What to produce: Show all lines that include the string "Oversold"; copy each one.

··· Material supplied

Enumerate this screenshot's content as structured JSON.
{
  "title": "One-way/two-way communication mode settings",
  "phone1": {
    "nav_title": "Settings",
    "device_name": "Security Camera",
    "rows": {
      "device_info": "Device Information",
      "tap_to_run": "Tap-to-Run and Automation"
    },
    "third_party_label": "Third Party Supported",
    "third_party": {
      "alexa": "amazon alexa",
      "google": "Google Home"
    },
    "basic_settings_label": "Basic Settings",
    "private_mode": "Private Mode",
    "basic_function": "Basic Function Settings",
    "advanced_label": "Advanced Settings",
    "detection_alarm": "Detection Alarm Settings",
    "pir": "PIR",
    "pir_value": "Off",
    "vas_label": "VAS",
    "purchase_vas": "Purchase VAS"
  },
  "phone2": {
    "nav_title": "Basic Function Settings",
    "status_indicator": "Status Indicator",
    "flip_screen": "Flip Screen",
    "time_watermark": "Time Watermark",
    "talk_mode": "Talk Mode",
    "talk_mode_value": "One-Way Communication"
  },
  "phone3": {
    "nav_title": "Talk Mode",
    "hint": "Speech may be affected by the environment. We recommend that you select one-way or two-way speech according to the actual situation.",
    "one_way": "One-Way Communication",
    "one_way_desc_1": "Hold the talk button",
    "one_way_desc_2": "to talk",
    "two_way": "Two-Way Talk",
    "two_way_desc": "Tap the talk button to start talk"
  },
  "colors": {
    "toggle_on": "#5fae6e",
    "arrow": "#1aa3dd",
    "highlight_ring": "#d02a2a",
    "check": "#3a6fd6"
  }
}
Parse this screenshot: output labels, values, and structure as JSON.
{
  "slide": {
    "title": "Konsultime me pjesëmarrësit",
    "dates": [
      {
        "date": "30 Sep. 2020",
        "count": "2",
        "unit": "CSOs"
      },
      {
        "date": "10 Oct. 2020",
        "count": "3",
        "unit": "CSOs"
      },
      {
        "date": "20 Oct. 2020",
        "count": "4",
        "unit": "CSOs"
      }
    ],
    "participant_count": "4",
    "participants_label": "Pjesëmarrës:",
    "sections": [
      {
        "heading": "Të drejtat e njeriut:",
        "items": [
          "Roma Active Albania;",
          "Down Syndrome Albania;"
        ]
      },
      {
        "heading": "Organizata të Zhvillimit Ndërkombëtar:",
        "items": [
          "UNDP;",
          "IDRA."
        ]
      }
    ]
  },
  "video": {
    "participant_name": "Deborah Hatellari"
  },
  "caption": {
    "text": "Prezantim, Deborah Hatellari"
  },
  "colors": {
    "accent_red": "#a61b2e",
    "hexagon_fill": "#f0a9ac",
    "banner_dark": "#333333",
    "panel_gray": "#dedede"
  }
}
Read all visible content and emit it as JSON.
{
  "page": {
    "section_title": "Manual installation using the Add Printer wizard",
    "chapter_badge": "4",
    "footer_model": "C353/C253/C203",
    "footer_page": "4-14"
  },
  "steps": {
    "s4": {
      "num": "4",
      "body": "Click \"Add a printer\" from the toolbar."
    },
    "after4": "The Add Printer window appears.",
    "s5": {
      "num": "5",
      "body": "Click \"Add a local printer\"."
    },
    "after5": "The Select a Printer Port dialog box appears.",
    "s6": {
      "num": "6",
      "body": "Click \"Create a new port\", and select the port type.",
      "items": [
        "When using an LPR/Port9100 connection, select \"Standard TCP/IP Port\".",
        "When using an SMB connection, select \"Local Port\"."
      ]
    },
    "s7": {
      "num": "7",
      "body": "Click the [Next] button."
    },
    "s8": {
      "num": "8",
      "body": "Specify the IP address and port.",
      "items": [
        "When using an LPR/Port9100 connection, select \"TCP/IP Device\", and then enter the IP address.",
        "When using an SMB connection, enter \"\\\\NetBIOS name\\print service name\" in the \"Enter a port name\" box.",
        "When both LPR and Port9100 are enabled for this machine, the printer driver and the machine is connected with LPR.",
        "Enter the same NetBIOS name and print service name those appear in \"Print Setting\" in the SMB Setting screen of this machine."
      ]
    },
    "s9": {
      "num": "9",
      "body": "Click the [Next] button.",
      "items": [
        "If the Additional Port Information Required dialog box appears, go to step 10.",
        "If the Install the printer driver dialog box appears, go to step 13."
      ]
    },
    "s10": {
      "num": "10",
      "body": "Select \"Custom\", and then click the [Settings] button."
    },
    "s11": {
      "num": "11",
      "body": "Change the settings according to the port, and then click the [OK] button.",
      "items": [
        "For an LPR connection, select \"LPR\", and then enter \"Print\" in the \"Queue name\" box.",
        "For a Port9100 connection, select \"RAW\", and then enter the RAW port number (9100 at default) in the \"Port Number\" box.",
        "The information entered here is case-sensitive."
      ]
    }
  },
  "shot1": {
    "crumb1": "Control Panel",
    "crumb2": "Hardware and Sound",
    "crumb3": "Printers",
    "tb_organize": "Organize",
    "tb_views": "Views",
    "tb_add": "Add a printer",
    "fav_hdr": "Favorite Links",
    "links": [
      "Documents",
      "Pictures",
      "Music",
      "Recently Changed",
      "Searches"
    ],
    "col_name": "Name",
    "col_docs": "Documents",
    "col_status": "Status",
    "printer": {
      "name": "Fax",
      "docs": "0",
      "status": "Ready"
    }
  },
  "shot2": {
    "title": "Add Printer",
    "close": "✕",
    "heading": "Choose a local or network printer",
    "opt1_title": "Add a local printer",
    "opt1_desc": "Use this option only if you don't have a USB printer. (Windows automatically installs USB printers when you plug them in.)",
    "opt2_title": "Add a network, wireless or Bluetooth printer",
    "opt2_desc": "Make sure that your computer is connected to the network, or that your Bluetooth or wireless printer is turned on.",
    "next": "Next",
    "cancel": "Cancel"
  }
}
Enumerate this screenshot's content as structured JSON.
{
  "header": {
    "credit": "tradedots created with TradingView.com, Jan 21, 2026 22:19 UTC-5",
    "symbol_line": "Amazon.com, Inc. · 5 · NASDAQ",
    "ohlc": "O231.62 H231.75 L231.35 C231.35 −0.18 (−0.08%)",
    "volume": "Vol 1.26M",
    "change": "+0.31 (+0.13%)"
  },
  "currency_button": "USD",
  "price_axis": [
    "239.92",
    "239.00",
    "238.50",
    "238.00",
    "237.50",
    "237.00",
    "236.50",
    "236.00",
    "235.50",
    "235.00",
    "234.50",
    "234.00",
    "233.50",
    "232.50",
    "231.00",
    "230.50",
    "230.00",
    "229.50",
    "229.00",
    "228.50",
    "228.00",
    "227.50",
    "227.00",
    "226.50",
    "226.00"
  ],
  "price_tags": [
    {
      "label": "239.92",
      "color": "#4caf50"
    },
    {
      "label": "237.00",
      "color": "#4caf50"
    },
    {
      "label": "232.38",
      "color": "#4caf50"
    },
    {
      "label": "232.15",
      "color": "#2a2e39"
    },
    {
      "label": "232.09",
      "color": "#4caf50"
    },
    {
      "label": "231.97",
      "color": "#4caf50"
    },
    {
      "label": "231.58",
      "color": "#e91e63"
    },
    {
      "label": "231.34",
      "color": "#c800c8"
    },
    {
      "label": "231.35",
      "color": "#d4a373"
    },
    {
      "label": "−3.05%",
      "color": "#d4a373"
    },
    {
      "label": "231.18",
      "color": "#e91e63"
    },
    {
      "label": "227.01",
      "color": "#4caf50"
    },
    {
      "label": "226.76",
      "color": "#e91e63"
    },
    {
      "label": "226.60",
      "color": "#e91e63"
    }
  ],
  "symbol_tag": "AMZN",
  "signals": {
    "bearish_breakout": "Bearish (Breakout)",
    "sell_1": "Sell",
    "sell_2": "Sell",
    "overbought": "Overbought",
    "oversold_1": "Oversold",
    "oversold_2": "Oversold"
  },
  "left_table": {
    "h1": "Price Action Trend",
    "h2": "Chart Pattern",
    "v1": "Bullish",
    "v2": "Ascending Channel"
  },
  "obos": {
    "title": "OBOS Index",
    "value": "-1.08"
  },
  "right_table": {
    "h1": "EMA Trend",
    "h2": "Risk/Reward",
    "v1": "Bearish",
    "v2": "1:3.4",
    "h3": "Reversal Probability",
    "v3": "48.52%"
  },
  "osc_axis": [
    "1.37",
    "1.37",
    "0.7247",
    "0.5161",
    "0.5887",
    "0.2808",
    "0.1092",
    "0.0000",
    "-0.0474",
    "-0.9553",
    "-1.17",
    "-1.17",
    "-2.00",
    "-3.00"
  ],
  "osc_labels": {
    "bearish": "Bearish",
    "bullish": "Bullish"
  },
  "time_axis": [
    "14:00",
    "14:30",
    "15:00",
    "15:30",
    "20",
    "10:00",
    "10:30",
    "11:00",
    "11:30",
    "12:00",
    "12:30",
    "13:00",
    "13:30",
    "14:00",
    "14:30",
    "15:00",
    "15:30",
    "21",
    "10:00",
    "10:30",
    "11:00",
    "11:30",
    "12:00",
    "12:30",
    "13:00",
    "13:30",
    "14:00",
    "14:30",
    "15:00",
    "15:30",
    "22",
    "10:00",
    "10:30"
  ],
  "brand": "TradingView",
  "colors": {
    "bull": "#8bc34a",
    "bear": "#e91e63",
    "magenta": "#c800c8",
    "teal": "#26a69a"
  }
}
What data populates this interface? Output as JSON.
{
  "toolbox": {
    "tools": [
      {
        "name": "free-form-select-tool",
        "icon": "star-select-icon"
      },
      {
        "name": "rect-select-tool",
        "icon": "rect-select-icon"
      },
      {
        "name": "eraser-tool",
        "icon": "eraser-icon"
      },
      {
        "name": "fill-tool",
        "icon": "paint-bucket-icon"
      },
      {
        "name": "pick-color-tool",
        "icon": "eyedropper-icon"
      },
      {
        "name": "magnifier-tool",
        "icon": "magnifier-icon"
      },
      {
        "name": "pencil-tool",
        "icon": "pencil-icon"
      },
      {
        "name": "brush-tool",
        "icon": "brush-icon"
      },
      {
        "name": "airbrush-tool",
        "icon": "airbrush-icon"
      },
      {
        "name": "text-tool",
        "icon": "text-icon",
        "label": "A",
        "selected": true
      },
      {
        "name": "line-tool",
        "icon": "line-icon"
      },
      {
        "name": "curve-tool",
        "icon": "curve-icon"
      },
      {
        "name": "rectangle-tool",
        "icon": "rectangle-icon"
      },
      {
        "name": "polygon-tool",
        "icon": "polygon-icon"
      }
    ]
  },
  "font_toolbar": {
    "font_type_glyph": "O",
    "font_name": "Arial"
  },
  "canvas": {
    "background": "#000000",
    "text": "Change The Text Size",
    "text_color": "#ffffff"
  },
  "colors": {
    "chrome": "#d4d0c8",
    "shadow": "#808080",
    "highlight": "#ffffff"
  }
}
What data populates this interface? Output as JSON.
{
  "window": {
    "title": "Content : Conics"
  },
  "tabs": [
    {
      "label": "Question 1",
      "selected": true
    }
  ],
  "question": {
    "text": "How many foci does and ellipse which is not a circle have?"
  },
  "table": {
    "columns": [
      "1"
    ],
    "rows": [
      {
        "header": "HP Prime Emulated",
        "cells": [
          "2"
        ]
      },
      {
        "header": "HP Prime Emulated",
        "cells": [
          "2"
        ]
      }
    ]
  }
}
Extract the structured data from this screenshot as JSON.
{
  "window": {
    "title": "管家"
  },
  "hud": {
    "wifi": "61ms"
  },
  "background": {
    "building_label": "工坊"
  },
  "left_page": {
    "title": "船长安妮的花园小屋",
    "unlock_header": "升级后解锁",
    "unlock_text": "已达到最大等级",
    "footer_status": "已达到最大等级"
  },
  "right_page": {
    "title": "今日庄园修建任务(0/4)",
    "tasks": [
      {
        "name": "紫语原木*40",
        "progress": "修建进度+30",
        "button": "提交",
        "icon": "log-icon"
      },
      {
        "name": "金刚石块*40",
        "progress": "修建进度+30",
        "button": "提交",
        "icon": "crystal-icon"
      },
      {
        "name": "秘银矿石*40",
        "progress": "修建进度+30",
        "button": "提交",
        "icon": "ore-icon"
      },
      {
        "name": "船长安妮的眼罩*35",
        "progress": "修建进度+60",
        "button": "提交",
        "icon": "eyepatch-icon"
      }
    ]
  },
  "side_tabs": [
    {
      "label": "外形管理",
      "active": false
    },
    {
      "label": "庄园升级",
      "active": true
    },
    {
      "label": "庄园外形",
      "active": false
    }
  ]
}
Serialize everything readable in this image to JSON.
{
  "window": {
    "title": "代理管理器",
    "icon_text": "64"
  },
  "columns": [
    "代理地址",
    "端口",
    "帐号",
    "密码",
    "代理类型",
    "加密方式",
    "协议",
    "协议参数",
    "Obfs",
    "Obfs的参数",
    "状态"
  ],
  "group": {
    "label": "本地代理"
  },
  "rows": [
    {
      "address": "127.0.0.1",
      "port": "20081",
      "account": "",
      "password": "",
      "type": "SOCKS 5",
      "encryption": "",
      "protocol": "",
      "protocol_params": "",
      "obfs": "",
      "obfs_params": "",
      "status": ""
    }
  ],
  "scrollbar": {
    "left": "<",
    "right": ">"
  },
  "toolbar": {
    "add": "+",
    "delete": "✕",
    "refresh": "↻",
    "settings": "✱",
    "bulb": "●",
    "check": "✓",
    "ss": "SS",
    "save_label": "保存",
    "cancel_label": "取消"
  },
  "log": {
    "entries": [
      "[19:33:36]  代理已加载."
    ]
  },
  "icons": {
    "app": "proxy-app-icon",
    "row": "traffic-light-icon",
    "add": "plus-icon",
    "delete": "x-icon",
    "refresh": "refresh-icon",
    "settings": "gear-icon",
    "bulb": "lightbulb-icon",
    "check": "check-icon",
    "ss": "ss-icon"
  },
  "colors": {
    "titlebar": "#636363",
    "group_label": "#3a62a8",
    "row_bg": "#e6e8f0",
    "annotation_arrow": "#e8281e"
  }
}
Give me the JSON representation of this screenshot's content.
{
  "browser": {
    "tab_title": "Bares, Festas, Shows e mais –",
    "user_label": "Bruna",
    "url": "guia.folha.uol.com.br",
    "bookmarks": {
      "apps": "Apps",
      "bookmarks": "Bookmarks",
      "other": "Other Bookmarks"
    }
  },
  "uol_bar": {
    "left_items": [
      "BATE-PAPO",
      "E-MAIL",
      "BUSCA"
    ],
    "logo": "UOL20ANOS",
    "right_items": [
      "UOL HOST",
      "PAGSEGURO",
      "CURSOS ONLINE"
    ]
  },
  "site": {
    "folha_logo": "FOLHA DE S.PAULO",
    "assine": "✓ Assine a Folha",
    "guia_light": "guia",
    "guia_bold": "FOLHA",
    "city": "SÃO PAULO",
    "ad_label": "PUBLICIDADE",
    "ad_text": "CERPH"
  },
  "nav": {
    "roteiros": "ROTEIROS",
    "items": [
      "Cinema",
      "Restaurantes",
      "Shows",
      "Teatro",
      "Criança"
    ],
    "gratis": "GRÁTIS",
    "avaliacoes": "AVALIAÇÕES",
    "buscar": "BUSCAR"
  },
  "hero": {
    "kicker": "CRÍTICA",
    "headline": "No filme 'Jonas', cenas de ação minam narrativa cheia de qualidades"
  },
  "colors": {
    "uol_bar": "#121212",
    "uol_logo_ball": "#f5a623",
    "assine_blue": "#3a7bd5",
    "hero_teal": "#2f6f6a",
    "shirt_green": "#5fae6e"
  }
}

······

Task output:
    "oversold_1": "Oversold",
    "oversold_2": "Oversold"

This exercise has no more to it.